Below are records to repeat exactly. Omit the pictures from the copy.

(Collected data)
***
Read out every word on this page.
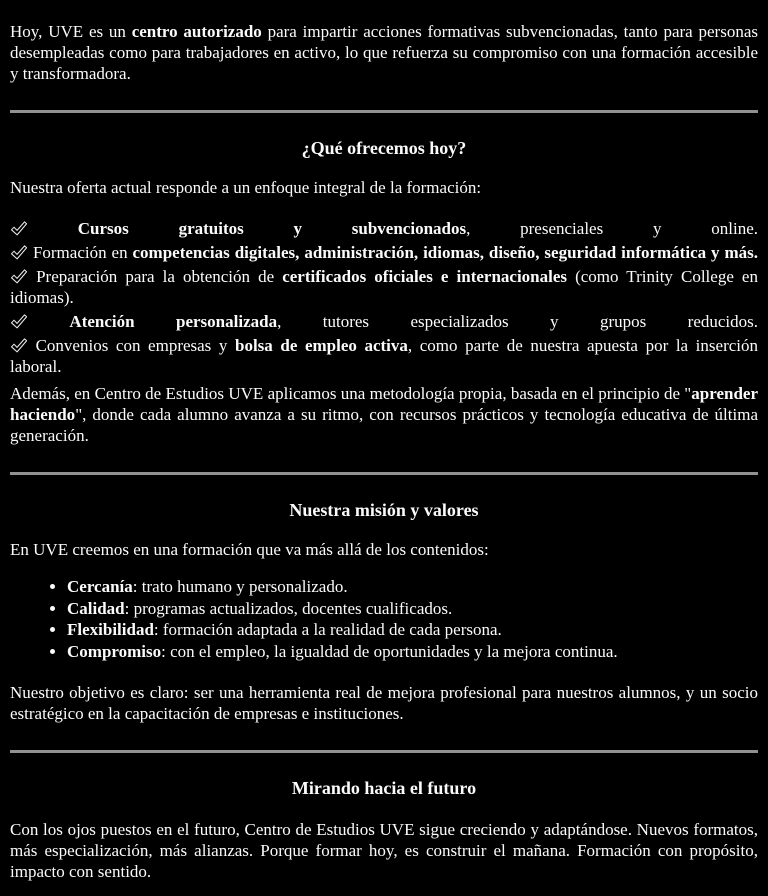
Hoy, UVE es un centro autorizado para impartir acciones formativas subvencionadas, tanto para personas desempleadas como para trabajadores en activo, lo que refuerza su compromiso con una formación accesible y transformadora.

¿Qué ofrecemos hoy?

Nuestra oferta actual responde a un enfoque integral de la formación:

Cursos gratuitos y subvencionados, presenciales y online.
Formación en competencias digitales, administración, idiomas, diseño, seguridad informática y más.
Preparación para la obtención de certificados oficiales e internacionales (como Trinity College en idiomas).
Atención personalizada, tutores especializados y grupos reducidos.
Convenios con empresas y bolsa de empleo activa, como parte de nuestra apuesta por la inserción laboral.

Además, en Centro de Estudios UVE aplicamos una metodología propia, basada en el principio de "aprender haciendo", donde cada alumno avanza a su ritmo, con recursos prácticos y tecnología educativa de última generación.

Nuestra misión y valores

En UVE creemos en una formación que va más allá de los contenidos:

• Cercanía: trato humano y personalizado.
• Calidad: programas actualizados, docentes cualificados.
• Flexibilidad: formación adaptada a la realidad de cada persona.
• Compromiso: con el empleo, la igualdad de oportunidades y la mejora continua.

Nuestro objetivo es claro: ser una herramienta real de mejora profesional para nuestros alumnos, y un socio estratégico en la capacitación de empresas e instituciones.

Mirando hacia el futuro

Con los ojos puestos en el futuro, Centro de Estudios UVE sigue creciendo y adaptándose. Nuevos formatos, más especialización, más alianzas. Porque formar hoy, es construir el mañana. Formación con propósito, impacto con sentido.
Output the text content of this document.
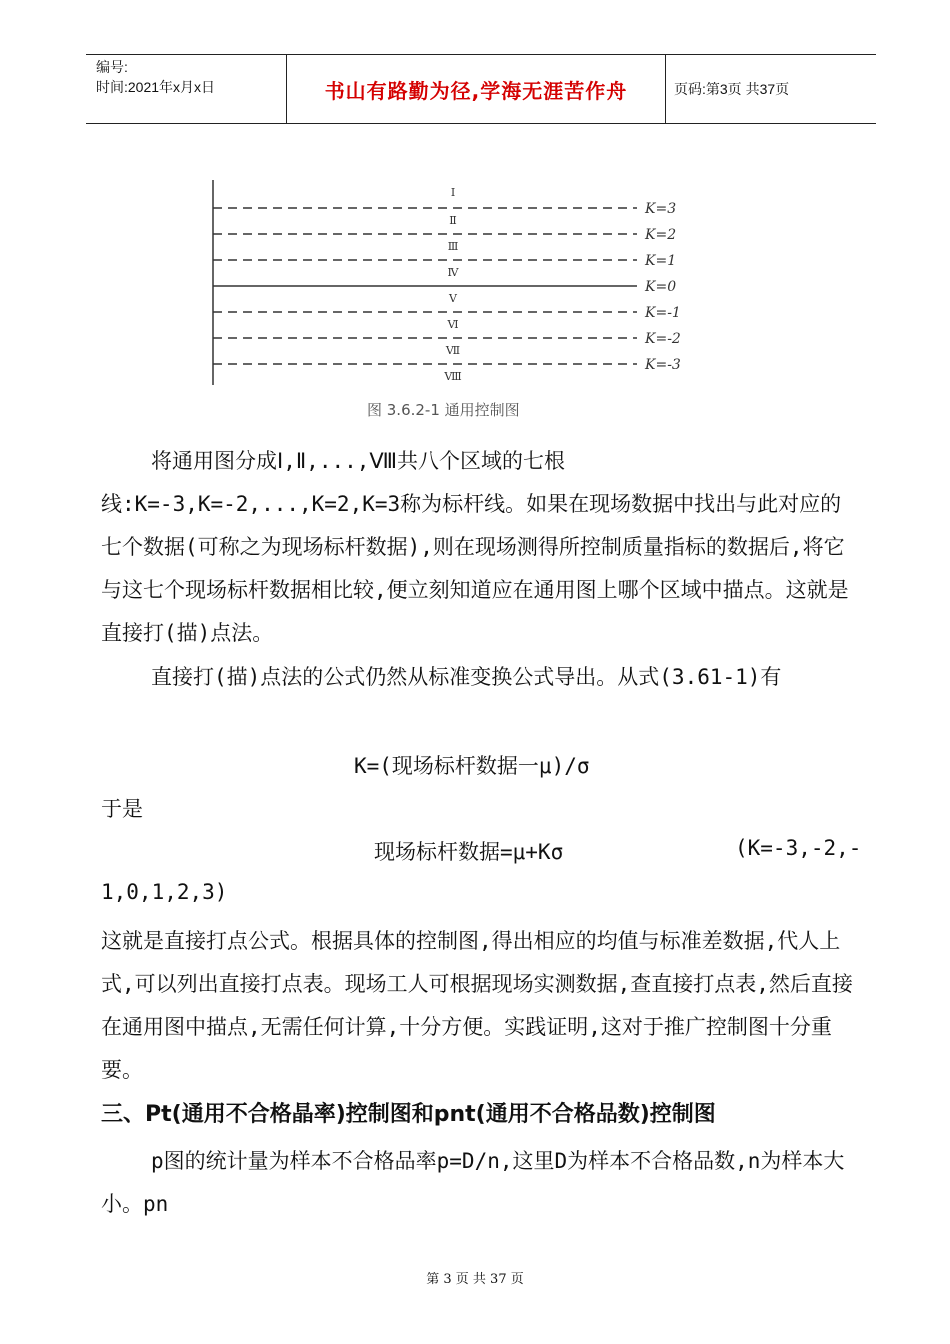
编号:
时间:2021年x月x日	书山有路勤为径,学海无涯苦作舟	页码:第3页 共37页
K=3
K=2
K=1
K=0
K=-1
K=-2
K=-3
Ⅰ
Ⅱ
Ⅲ
Ⅳ
Ⅴ
Ⅵ
Ⅶ
Ⅷ
图 3.6.2-1 通用控制图

将通用图分成Ⅰ,Ⅱ,...,Ⅷ共八个区域的七根线:K=-3,K=-2,...,K=2,K=3称为标杆线。如果在现场数据中找出与此对应的七个数据(可称之为现场标杆数据),则在现场测得所控制质量指标的数据后,将它与这七个现场标杆数据相比较,便立刻知道应在通用图上哪个区域中描点。这就是直接打(描)点法。

直接打(描)点法的公式仍然从标准变换公式导出。从式(3.61-1)有

K=(现场标杆数据一μ)/σ

于是

现场标杆数据=μ+Kσ	(K=-3,-2,-
1,0,1,2,3)

这就是直接打点公式。根据具体的控制图,得出相应的均值与标准差数据,代人上式,可以列出直接打点表。现场工人可根据现场实测数据,查直接打点表,然后直接在通用图中描点,无需任何计算,十分方便。实践证明,这对于推广控制图十分重要。

三、Pt(通用不合格晶率)控制图和pnt(通用不合格品数)控制图

p图的统计量为样本不合格品率p=D/n,这里D为样本不合格品数,n为样本大小。pn

第 3 页 共 37 页
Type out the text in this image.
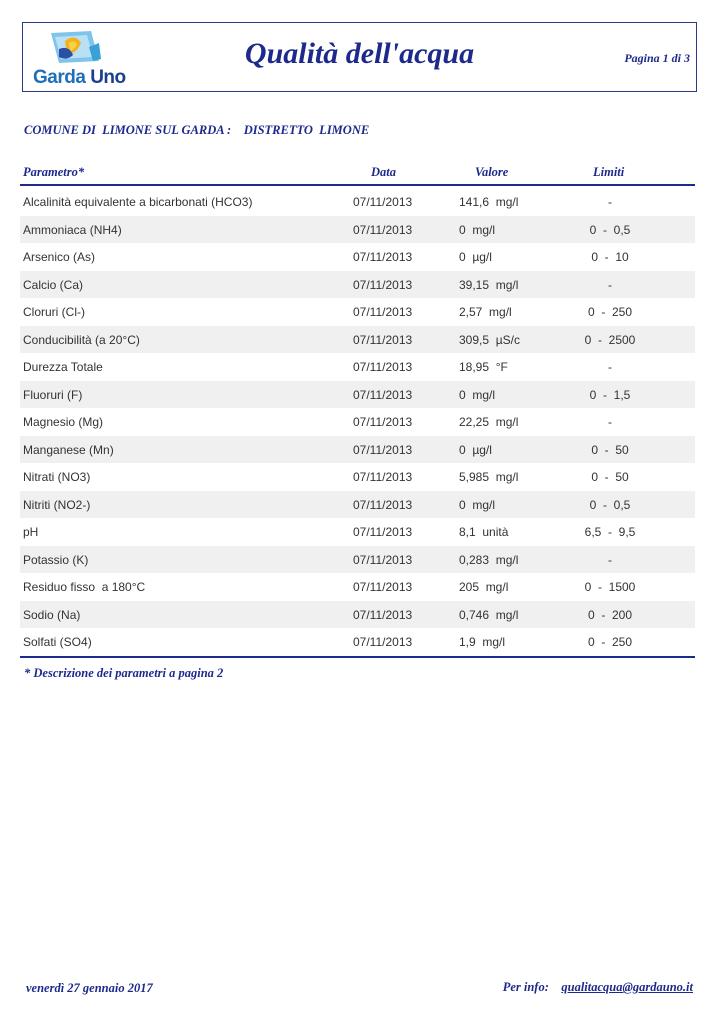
Garda Uno
Qualità dell'acqua	Pagina 1 di 3
COMUNE DI  LIMONE SUL GARDA :    DISTRETTO  LIMONE
Parametro*	Data	Valore	Limiti
Alcalinità equivalente a bicarbonati (HCO3)	07/11/2013	141,6  mg/l	-
Ammoniaca (NH4)	07/11/2013	0  mg/l	0  -  0,5
Arsenico (As)	07/11/2013	0  µg/l	0  -  10
Calcio (Ca)	07/11/2013	39,15  mg/l	-
Cloruri (Cl-)	07/11/2013	2,57  mg/l	0  -  250
Conducibilità (a 20°C)	07/11/2013	309,5  µS/c	0  -  2500
Durezza Totale	07/11/2013	18,95  °F	-
Fluoruri (F)	07/11/2013	0  mg/l	0  -  1,5
Magnesio (Mg)	07/11/2013	22,25  mg/l	-
Manganese (Mn)	07/11/2013	0  µg/l	0  -  50
Nitrati (NO3)	07/11/2013	5,985  mg/l	0  -  50
Nitriti (NO2-)	07/11/2013	0  mg/l	0  -  0,5
pH	07/11/2013	8,1  unità	6,5  -  9,5
Potassio (K)	07/11/2013	0,283  mg/l	-
Residuo fisso  a 180°C	07/11/2013	205  mg/l	0  -  1500
Sodio (Na)	07/11/2013	0,746  mg/l	0  -  200
Solfati (SO4)	07/11/2013	1,9  mg/l	0  -  250
* Descrizione dei parametri a pagina 2
venerdì 27 gennaio 2017	Per info: qualitacqua@gardauno.it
***
→ EXERCISE SOLUTION
Read out every word on this page.
Hoy, UVE es un centro autorizado para impartir acciones formativas subvencionadas, tanto para personas desempleadas como para trabajadores en activo, lo que refuerza su compromiso con una formación accesible y transformadora.

¿Qué ofrecemos hoy?

Nuestra oferta actual responde a un enfoque integral de la formación:

Cursos gratuitos y subvencionados, presenciales y online.
Formación en competencias digitales, administración, idiomas, diseño, seguridad informática y más.
Preparación para la obtención de certificados oficiales e internacionales (como Trinity College en idiomas).
Atención personalizada, tutores especializados y grupos reducidos.
Convenios con empresas y bolsa de empleo activa, como parte de nuestra apuesta por la inserción laboral.

Además, en Centro de Estudios UVE aplicamos una metodología propia, basada en el principio de "aprender haciendo", donde cada alumno avanza a su ritmo, con recursos prácticos y tecnología educativa de última generación.

Nuestra misión y valores

En UVE creemos en una formación que va más allá de los contenidos:

• Cercanía: trato humano y personalizado.
• Calidad: programas actualizados, docentes cualificados.
• Flexibilidad: formación adaptada a la realidad de cada persona.
• Compromiso: con el empleo, la igualdad de oportunidades y la mejora continua.

Nuestro objetivo es claro: ser una herramienta real de mejora profesional para nuestros alumnos, y un socio estratégico en la capacitación de empresas e instituciones.

Mirando hacia el futuro

Con los ojos puestos en el futuro, Centro de Estudios UVE sigue creciendo y adaptándose. Nuevos formatos, más especialización, más alianzas. Porque formar hoy, es construir el mañana. Formación con propósito, impacto con sentido.
Output the text content of this document.
编号:
时间:2021年x月x日	书山有路勤为径,学海无涯苦作舟	页码:第3页 共37页
K=3
K=2
K=1
K=0
K=-1
K=-2
K=-3
Ⅰ
Ⅱ
Ⅲ
Ⅳ
Ⅴ
Ⅵ
Ⅶ
Ⅷ
图 3.6.2-1 通用控制图

将通用图分成Ⅰ,Ⅱ,...,Ⅷ共八个区域的七根线:K=-3,K=-2,...,K=2,K=3称为标杆线。如果在现场数据中找出与此对应的七个数据(可称之为现场标杆数据),则在现场测得所控制质量指标的数据后,将它与这七个现场标杆数据相比较,便立刻知道应在通用图上哪个区域中描点。这就是直接打(描)点法。

直接打(描)点法的公式仍然从标准变换公式导出。从式(3.61-1)有

K=(现场标杆数据一μ)/σ

于是

现场标杆数据=μ+Kσ	(K=-3,-2,-
1,0,1,2,3)

这就是直接打点公式。根据具体的控制图,得出相应的均值与标准差数据,代人上式,可以列出直接打点表。现场工人可根据现场实测数据,查直接打点表,然后直接在通用图中描点,无需任何计算,十分方便。实践证明,这对于推广控制图十分重要。

三、Pt(通用不合格晶率)控制图和pnt(通用不合格品数)控制图

p图的统计量为样本不合格品率p=D/n,这里D为样本不合格品数,n为样本大小。pn

第 3 页 共 37 页
Type out the text in this image.
Garda Uno
Qualità dell'acqua	Pagina 1 di 3
COMUNE DI  LIMONE SUL GARDA :    DISTRETTO  LIMONE
Parametro*	Data	Valore	Limiti
Alcalinità equivalente a bicarbonati (HCO3)	07/11/2013	141,6  mg/l	-
Ammoniaca (NH4)	07/11/2013	0  mg/l	0  -  0,5
Arsenico (As)	07/11/2013	0  µg/l	0  -  10
Calcio (Ca)	07/11/2013	39,15  mg/l	-
Cloruri (Cl-)	07/11/2013	2,57  mg/l	0  -  250
Conducibilità (a 20°C)	07/11/2013	309,5  µS/c	0  -  2500
Durezza Totale	07/11/2013	18,95  °F	-
Fluoruri (F)	07/11/2013	0  mg/l	0  -  1,5
Magnesio (Mg)	07/11/2013	22,25  mg/l	-
Manganese (Mn)	07/11/2013	0  µg/l	0  -  50
Nitrati (NO3)	07/11/2013	5,985  mg/l	0  -  50
Nitriti (NO2-)	07/11/2013	0  mg/l	0  -  0,5
pH	07/11/2013	8,1  unità	6,5  -  9,5
Potassio (K)	07/11/2013	0,283  mg/l	-
Residuo fisso  a 180°C	07/11/2013	205  mg/l	0  -  1500
Sodio (Na)	07/11/2013	0,746  mg/l	0  -  200
Solfati (SO4)	07/11/2013	1,9  mg/l	0  -  250
* Descrizione dei parametri a pagina 2
venerdì 27 gennaio 2017	Per info: qualitacqua@gardauno.it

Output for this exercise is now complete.